Textauszug:
# # #

Artikel drucken Erfahrungen eines Familienseelsorgers (P. Denis Sonet)

Sie beraten viele Paare, die in eine Krise geraten sind. Mit welchen Erwartungen kommen die Leute zu Ihnen?

P. Denis Sonet: Sie erwarten - wie es im Evangelium steht -, daß Gott all das vermag, was Menschen unmöglich ist. An der Mauer, vor der sie stehen, setzen sie einen Glaubensakt, zumindest einen unausgesprochenen. Sie gehen zu einem Priester, weil sie sich daran erinnern, daß die Priester für die Sakramente zuständig sind. Und sie erwarten, ohne sich besonders darüber Rechenschaft zu geben, daß der Priester ein Zeuge der Liebe ist. Denn um ihre Krise zu bewältigen müssen sie sich zuerst miteinander versöhnen: Die Krise löst sich in der Versöhnung. Indem sie den Priester aufsuchen, begreifen sie, daß die Versöhnung von Gott, der Quelle aller Barmherzigkeit, kommt. Sie bitten zunächst Gott und dann ihren Partner um Vergebung.

# # #

Bereitgestellte Daten:
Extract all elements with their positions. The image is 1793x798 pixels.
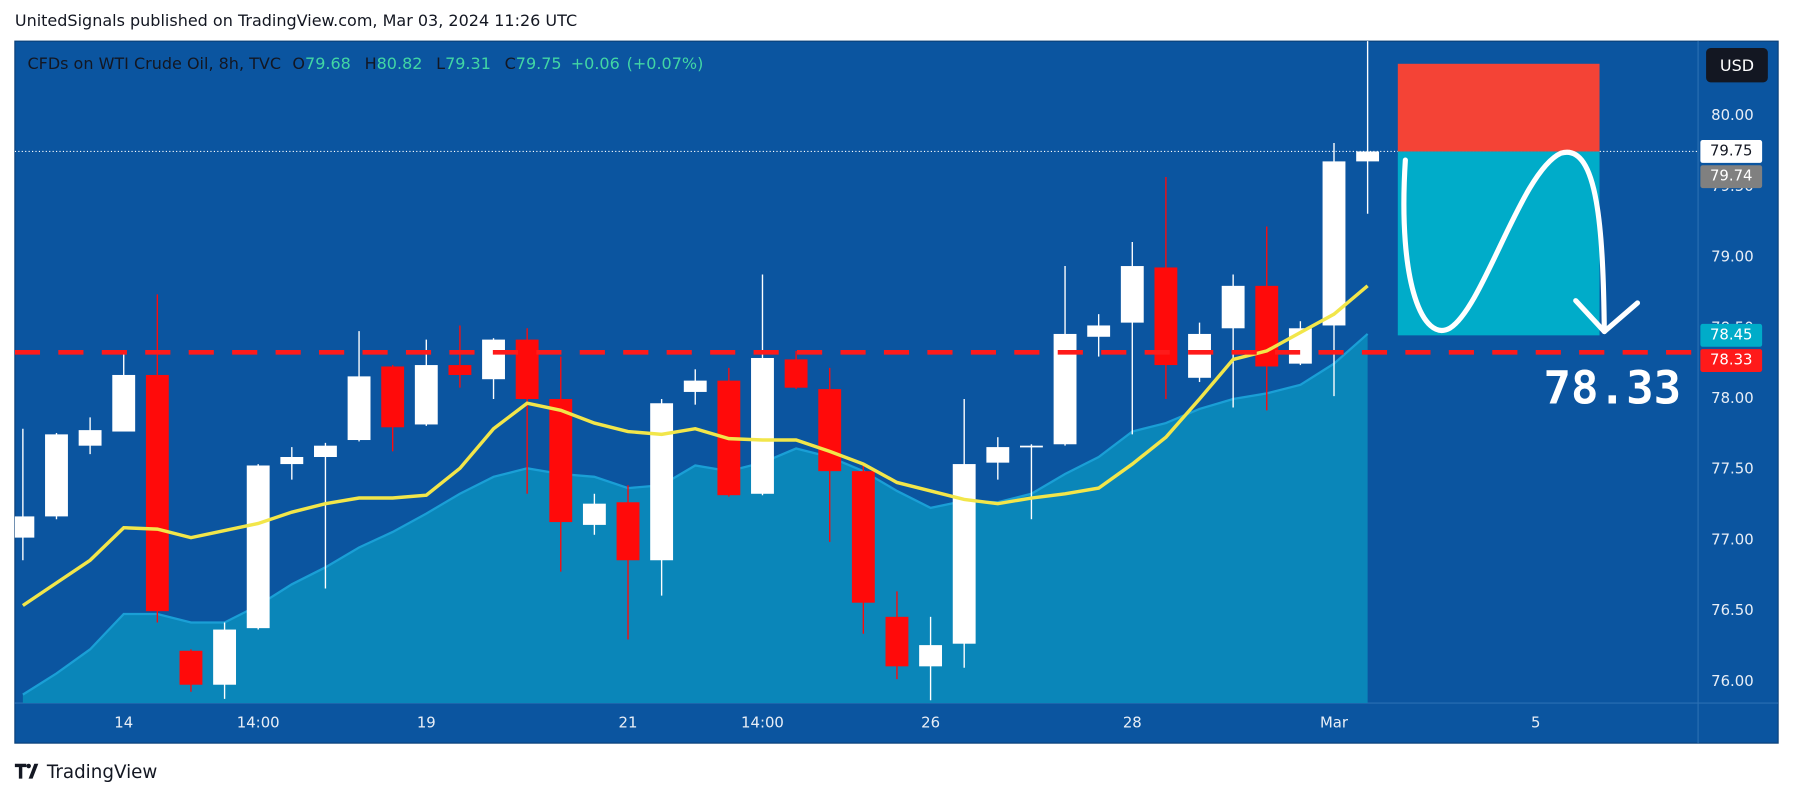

# # #

Anweisung: Wen bitten die Paare laut dem Interview mit dem Familienseelsorger zuerst um Vergebung? Nennen Sie bitte auch, wen sie danach darum bitten.

Antwort: Zuerst bitten sie Gott um Vergebung, danach ihren Partner.